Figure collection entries
++++++++

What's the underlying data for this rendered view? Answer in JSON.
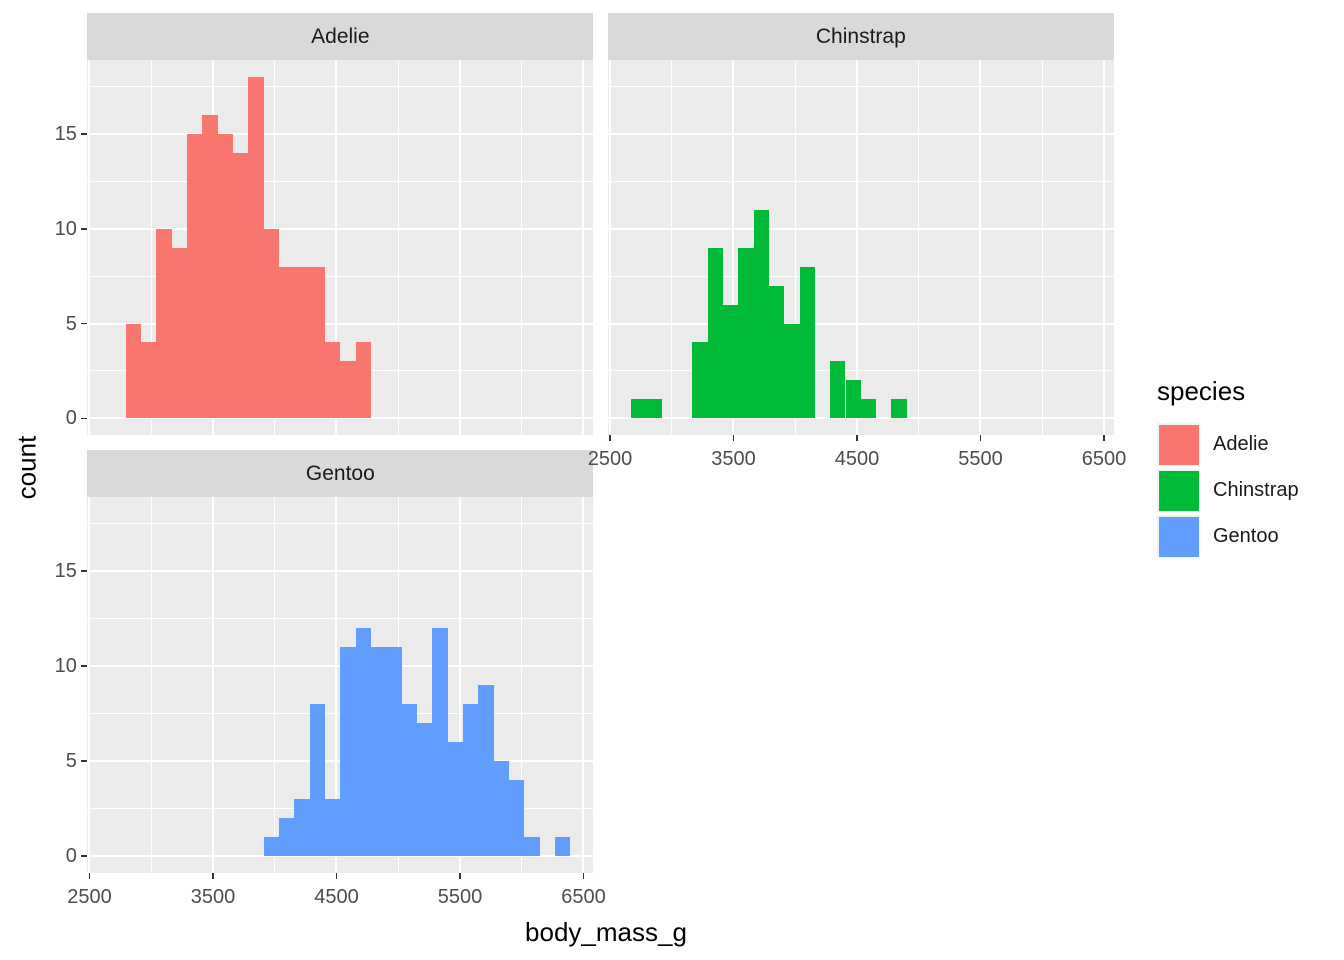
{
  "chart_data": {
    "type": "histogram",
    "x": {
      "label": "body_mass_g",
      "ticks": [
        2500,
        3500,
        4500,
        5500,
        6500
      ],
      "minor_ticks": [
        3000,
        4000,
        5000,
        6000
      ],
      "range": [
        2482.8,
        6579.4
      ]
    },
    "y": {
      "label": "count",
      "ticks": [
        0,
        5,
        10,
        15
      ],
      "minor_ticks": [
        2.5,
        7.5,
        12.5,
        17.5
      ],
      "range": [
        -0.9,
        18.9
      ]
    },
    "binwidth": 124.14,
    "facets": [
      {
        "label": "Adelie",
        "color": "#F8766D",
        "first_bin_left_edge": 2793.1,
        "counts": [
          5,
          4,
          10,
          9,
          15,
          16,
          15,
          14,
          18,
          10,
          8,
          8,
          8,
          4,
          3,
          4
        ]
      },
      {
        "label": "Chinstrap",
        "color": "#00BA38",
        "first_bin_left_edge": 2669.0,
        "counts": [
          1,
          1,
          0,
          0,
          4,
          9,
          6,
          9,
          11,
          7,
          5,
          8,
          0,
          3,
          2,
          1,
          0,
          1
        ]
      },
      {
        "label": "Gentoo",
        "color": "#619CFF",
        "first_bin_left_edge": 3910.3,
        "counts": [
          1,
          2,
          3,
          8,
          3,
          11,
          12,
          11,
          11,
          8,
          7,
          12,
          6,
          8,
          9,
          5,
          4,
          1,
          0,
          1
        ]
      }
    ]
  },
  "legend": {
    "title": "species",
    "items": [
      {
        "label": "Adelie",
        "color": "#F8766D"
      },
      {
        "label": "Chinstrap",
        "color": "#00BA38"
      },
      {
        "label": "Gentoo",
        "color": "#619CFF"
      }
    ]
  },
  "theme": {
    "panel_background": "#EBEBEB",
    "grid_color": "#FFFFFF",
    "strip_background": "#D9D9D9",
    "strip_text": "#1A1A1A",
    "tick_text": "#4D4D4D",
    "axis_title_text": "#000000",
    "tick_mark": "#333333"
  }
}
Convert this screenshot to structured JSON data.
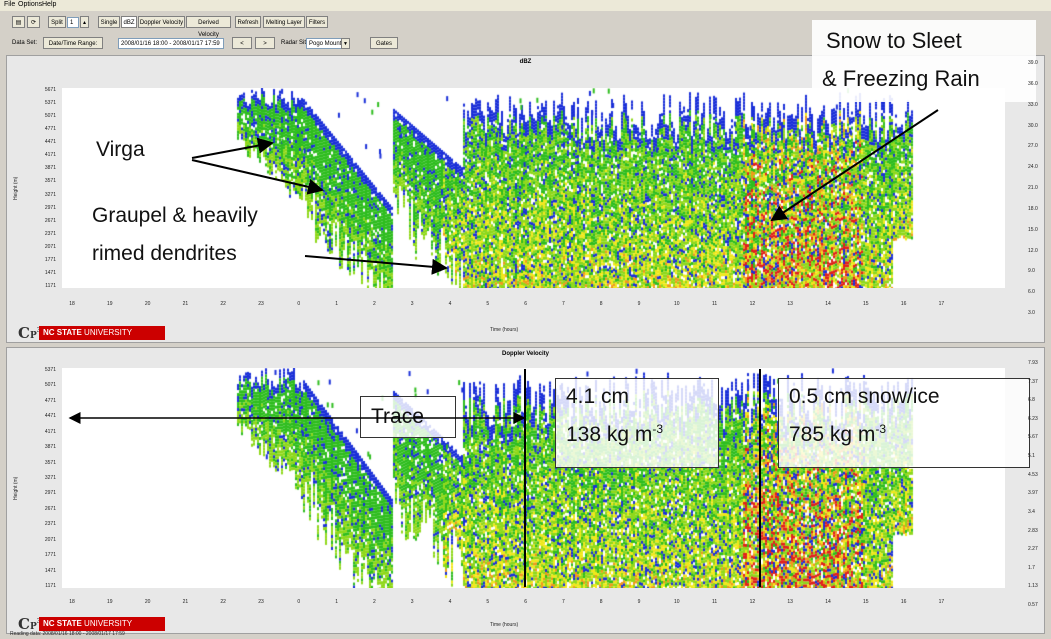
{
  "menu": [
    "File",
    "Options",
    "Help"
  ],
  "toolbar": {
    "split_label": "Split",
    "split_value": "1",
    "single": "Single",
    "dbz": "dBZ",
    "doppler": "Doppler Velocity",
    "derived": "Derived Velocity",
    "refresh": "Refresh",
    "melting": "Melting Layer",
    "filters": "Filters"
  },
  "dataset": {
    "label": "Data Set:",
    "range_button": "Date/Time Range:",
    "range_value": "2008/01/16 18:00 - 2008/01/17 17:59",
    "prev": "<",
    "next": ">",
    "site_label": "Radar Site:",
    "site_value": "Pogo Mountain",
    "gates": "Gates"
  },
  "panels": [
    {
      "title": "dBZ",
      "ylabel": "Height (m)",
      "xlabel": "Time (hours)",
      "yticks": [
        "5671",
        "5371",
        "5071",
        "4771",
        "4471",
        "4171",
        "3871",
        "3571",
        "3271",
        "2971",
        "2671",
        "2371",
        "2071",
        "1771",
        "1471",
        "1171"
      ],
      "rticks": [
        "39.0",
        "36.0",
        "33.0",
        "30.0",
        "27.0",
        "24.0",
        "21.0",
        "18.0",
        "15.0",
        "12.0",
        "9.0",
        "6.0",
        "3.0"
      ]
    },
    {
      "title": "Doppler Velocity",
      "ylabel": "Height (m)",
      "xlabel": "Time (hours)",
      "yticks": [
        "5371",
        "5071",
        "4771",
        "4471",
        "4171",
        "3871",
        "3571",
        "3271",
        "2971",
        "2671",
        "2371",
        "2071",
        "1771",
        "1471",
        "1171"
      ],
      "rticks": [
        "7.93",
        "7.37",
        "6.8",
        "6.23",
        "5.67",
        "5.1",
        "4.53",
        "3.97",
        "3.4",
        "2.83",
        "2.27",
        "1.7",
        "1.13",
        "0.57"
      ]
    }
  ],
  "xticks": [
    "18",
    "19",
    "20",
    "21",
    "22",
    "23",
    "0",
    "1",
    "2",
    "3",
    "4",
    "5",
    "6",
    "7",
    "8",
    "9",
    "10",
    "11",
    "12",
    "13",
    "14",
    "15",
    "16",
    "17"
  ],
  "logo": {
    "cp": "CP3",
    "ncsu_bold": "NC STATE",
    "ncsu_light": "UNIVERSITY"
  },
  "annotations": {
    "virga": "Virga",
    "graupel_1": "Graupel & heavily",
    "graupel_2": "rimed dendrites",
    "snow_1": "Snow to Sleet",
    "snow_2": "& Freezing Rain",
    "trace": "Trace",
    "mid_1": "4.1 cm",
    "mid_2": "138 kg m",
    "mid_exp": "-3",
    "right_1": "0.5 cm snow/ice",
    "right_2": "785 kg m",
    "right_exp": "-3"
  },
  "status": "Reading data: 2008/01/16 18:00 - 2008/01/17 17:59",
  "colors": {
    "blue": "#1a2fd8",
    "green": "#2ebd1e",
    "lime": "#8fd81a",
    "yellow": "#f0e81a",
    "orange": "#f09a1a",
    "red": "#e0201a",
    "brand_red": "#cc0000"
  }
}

++++++++

◆ Task to complete:
Quote all the records verbatim, dropping any pictures from your copy.

◆ Exercise output:
What's the underlying data for this rendered view? Answer in JSON.
{
  "chart_data": {
    "type": "histogram",
    "x": {
      "label": "body_mass_g",
      "ticks": [
        2500,
        3500,
        4500,
        5500,
        6500
      ],
      "minor_ticks": [
        3000,
        4000,
        5000,
        6000
      ],
      "range": [
        2482.8,
        6579.4
      ]
    },
    "y": {
      "label": "count",
      "ticks": [
        0,
        5,
        10,
        15
      ],
      "minor_ticks": [
        2.5,
        7.5,
        12.5,
        17.5
      ],
      "range": [
        -0.9,
        18.9
      ]
    },
    "binwidth": 124.14,
    "facets": [
      {
        "label": "Adelie",
        "color": "#F8766D",
        "first_bin_left_edge": 2793.1,
        "counts": [
          5,
          4,
          10,
          9,
          15,
          16,
          15,
          14,
          18,
          10,
          8,
          8,
          8,
          4,
          3,
          4
        ]
      },
      {
        "label": "Chinstrap",
        "color": "#00BA38",
        "first_bin_left_edge": 2669.0,
        "counts": [
          1,
          1,
          0,
          0,
          4,
          9,
          6,
          9,
          11,
          7,
          5,
          8,
          0,
          3,
          2,
          1,
          0,
          1
        ]
      },
      {
        "label": "Gentoo",
        "color": "#619CFF",
        "first_bin_left_edge": 3910.3,
        "counts": [
          1,
          2,
          3,
          8,
          3,
          11,
          12,
          11,
          11,
          8,
          7,
          12,
          6,
          8,
          9,
          5,
          4,
          1,
          0,
          1
        ]
      }
    ]
  },
  "legend": {
    "title": "species",
    "items": [
      {
        "label": "Adelie",
        "color": "#F8766D"
      },
      {
        "label": "Chinstrap",
        "color": "#00BA38"
      },
      {
        "label": "Gentoo",
        "color": "#619CFF"
      }
    ]
  },
  "theme": {
    "panel_background": "#EBEBEB",
    "grid_color": "#FFFFFF",
    "strip_background": "#D9D9D9",
    "strip_text": "#1A1A1A",
    "tick_text": "#4D4D4D",
    "axis_title_text": "#000000",
    "tick_mark": "#333333"
  }
}
Convert this screenshot to structured JSON data.
{
  "menu": [
    "File",
    "Options",
    "Help"
  ],
  "toolbar": {
    "split_label": "Split",
    "split_value": "1",
    "single": "Single",
    "dbz": "dBZ",
    "doppler": "Doppler Velocity",
    "derived": "Derived Velocity",
    "refresh": "Refresh",
    "melting": "Melting Layer",
    "filters": "Filters"
  },
  "dataset": {
    "label": "Data Set:",
    "range_button": "Date/Time Range:",
    "range_value": "2008/01/16 18:00 - 2008/01/17 17:59",
    "prev": "<",
    "next": ">",
    "site_label": "Radar Site:",
    "site_value": "Pogo Mountain",
    "gates": "Gates"
  },
  "panels": [
    {
      "title": "dBZ",
      "ylabel": "Height (m)",
      "xlabel": "Time (hours)",
      "yticks": [
        "5671",
        "5371",
        "5071",
        "4771",
        "4471",
        "4171",
        "3871",
        "3571",
        "3271",
        "2971",
        "2671",
        "2371",
        "2071",
        "1771",
        "1471",
        "1171"
      ],
      "rticks": [
        "39.0",
        "36.0",
        "33.0",
        "30.0",
        "27.0",
        "24.0",
        "21.0",
        "18.0",
        "15.0",
        "12.0",
        "9.0",
        "6.0",
        "3.0"
      ]
    },
    {
      "title": "Doppler Velocity",
      "ylabel": "Height (m)",
      "xlabel": "Time (hours)",
      "yticks": [
        "5371",
        "5071",
        "4771",
        "4471",
        "4171",
        "3871",
        "3571",
        "3271",
        "2971",
        "2671",
        "2371",
        "2071",
        "1771",
        "1471",
        "1171"
      ],
      "rticks": [
        "7.93",
        "7.37",
        "6.8",
        "6.23",
        "5.67",
        "5.1",
        "4.53",
        "3.97",
        "3.4",
        "2.83",
        "2.27",
        "1.7",
        "1.13",
        "0.57"
      ]
    }
  ],
  "xticks": [
    "18",
    "19",
    "20",
    "21",
    "22",
    "23",
    "0",
    "1",
    "2",
    "3",
    "4",
    "5",
    "6",
    "7",
    "8",
    "9",
    "10",
    "11",
    "12",
    "13",
    "14",
    "15",
    "16",
    "17"
  ],
  "logo": {
    "cp": "CP3",
    "ncsu_bold": "NC STATE",
    "ncsu_light": "UNIVERSITY"
  },
  "annotations": {
    "virga": "Virga",
    "graupel_1": "Graupel & heavily",
    "graupel_2": "rimed dendrites",
    "snow_1": "Snow to Sleet",
    "snow_2": "& Freezing Rain",
    "trace": "Trace",
    "mid_1": "4.1 cm",
    "mid_2": "138 kg m",
    "mid_exp": "-3",
    "right_1": "0.5 cm snow/ice",
    "right_2": "785 kg m",
    "right_exp": "-3"
  },
  "status": "Reading data: 2008/01/16 18:00 - 2008/01/17 17:59",
  "colors": {
    "blue": "#1a2fd8",
    "green": "#2ebd1e",
    "lime": "#8fd81a",
    "yellow": "#f0e81a",
    "orange": "#f09a1a",
    "red": "#e0201a",
    "brand_red": "#cc0000"
  }
}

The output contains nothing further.